[Collected data]
"""

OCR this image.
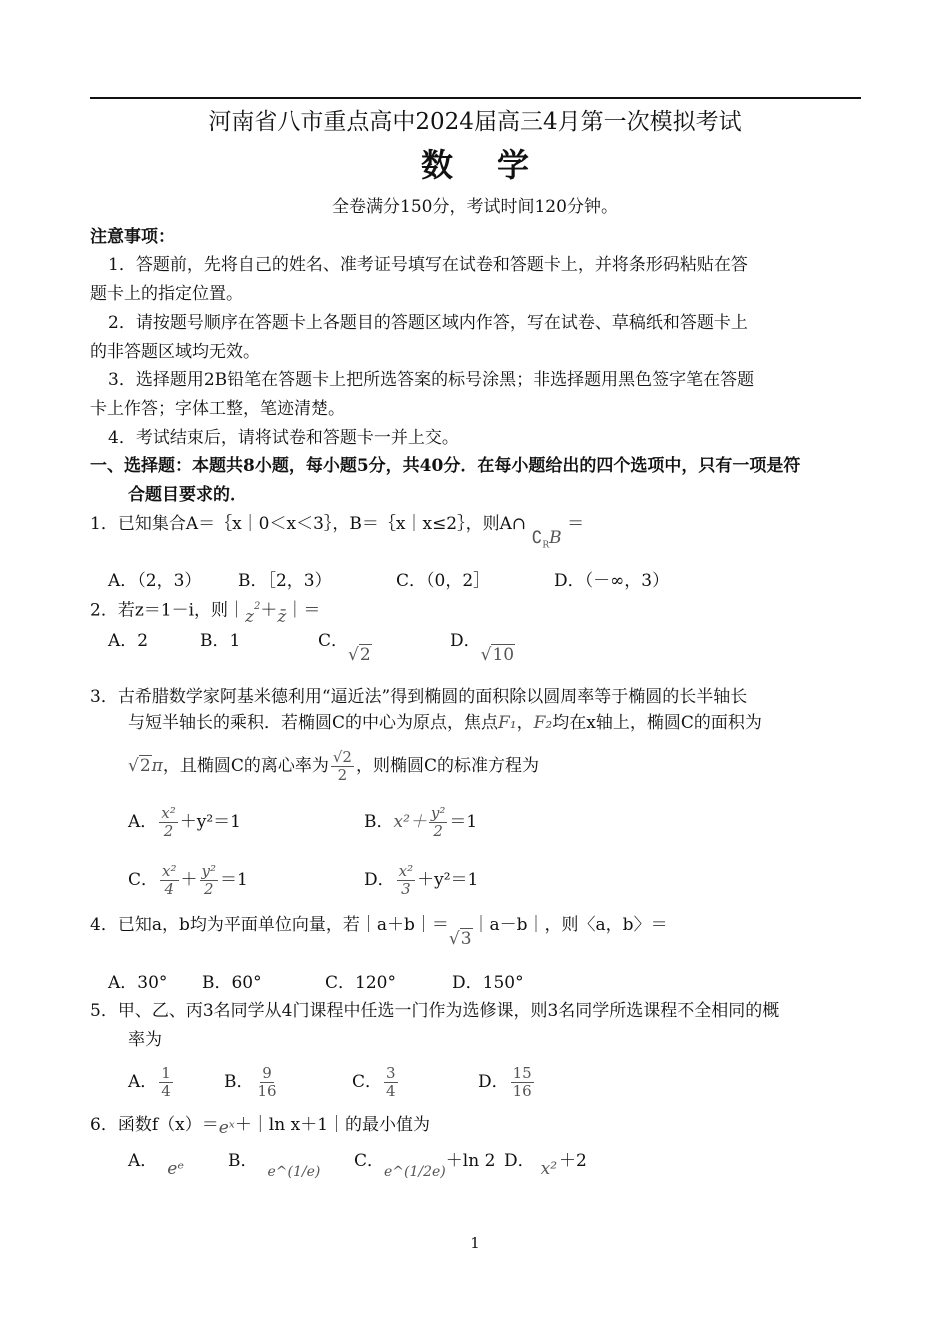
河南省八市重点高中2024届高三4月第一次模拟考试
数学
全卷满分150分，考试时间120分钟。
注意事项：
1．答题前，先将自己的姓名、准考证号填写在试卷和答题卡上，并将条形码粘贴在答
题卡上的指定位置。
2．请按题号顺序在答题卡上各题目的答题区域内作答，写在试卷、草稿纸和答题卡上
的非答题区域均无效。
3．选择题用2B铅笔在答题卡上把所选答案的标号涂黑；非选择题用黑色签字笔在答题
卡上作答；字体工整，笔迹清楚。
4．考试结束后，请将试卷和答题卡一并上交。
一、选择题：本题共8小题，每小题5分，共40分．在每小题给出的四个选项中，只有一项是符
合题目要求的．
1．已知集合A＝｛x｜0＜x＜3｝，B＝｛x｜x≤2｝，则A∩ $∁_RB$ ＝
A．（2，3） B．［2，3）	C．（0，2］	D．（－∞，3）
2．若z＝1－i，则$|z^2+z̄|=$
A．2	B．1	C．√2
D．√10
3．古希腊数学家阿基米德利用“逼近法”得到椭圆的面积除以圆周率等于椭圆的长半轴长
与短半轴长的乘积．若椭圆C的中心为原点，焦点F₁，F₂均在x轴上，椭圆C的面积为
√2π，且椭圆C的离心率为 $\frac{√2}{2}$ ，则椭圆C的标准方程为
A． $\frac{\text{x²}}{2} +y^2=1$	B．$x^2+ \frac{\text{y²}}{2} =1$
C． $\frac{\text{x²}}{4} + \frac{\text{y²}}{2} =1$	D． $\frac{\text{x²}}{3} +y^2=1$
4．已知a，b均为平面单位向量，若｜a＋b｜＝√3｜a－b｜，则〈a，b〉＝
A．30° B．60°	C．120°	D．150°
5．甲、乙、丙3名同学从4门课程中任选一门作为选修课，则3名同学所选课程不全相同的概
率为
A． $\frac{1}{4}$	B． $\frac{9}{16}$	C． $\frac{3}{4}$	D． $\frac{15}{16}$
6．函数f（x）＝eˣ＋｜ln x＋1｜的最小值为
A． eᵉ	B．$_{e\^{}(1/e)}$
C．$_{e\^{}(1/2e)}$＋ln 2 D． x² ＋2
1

"""
"""

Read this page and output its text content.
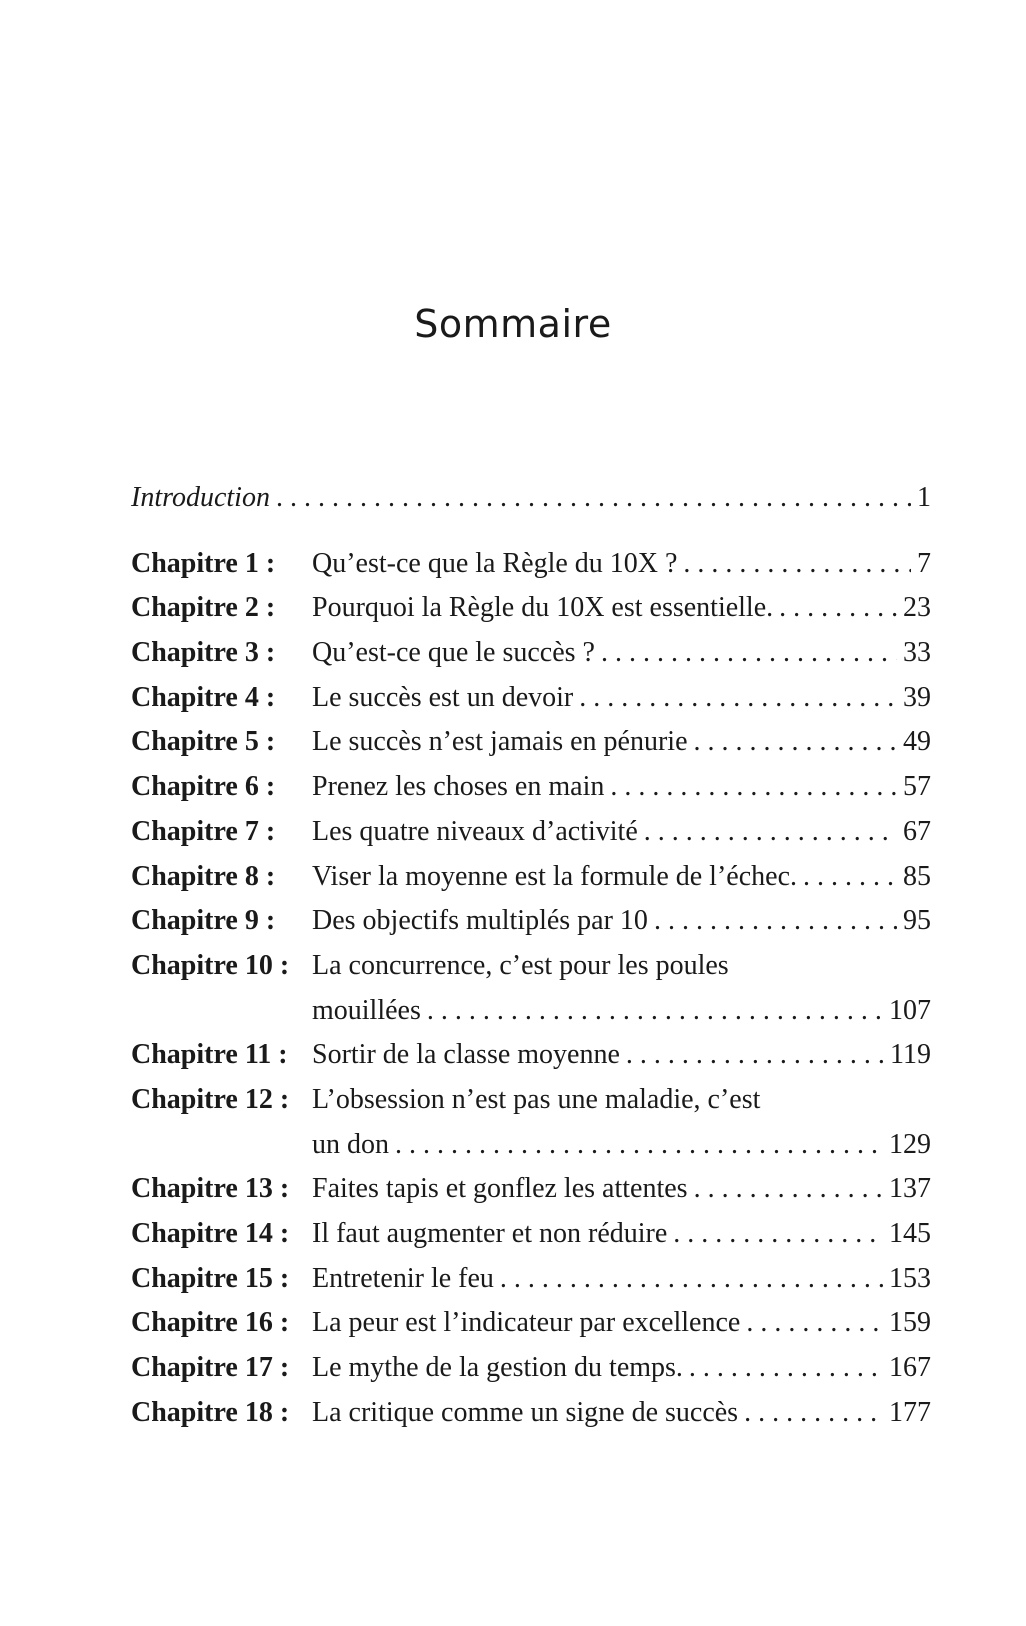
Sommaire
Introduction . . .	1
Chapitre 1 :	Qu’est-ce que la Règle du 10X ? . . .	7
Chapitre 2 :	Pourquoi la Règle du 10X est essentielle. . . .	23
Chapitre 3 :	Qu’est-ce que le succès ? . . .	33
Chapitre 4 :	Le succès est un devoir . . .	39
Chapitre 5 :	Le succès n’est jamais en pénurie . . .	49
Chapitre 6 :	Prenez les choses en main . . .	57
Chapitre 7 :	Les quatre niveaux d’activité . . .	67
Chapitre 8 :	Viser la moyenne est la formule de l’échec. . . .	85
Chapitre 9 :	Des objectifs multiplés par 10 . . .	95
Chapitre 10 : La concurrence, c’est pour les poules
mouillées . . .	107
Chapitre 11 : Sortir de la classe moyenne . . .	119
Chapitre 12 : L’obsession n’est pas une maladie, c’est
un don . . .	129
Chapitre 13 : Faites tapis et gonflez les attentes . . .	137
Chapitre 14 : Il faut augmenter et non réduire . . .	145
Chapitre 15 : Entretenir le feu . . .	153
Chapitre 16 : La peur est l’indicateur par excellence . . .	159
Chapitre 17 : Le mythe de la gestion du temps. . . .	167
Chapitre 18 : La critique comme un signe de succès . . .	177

"""

[Description of the task] Work out how many lines of the listing above include the word "succès". Report only the number.

[Task answer] 4